- **Extracted data entries**
-.-.-

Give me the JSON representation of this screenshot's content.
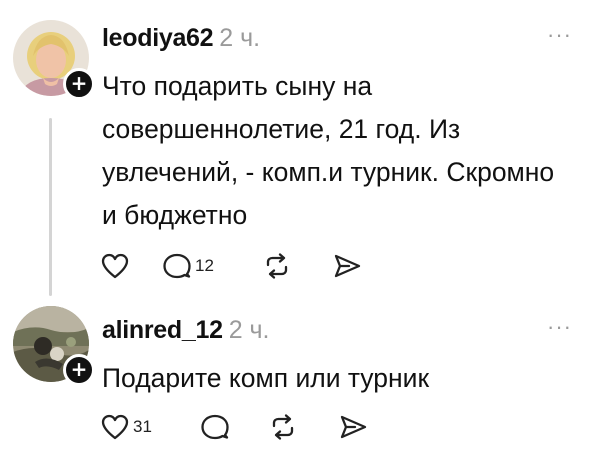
{
  "posts": [
    {
      "username": "leodiya62",
      "time": "2 ч.",
      "more": "···",
      "text": "Что подарить сыну на совершеннолетие, 21 год. Из увлечений, - комп.и турник. Скромно и бюджетно",
      "follow_badge": "+",
      "likes": "",
      "replies": "12"
    },
    {
      "username": "alinred_12",
      "time": "2 ч.",
      "more": "···",
      "text": "Подарите комп или турник",
      "follow_badge": "+",
      "likes": "31",
      "replies": ""
    }
  ],
  "icons": {
    "like": "heart-icon",
    "reply": "comment-icon",
    "repost": "repost-icon",
    "share": "send-icon",
    "more": "more-icon",
    "follow": "plus-icon"
  }
}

-.-.-

- **Your task**
Restate the data above exactly, stripping out each image.

- **Complete answer**
Give me the JSON representation of this screenshot's content.
{
  "posts": [
    {
      "username": "leodiya62",
      "time": "2 ч.",
      "more": "···",
      "text": "Что подарить сыну на совершеннолетие, 21 год. Из увлечений, - комп.и турник. Скромно и бюджетно",
      "follow_badge": "+",
      "likes": "",
      "replies": "12"
    },
    {
      "username": "alinred_12",
      "time": "2 ч.",
      "more": "···",
      "text": "Подарите комп или турник",
      "follow_badge": "+",
      "likes": "31",
      "replies": ""
    }
  ],
  "icons": {
    "like": "heart-icon",
    "reply": "comment-icon",
    "repost": "repost-icon",
    "share": "send-icon",
    "more": "more-icon",
    "follow": "plus-icon"
  }
}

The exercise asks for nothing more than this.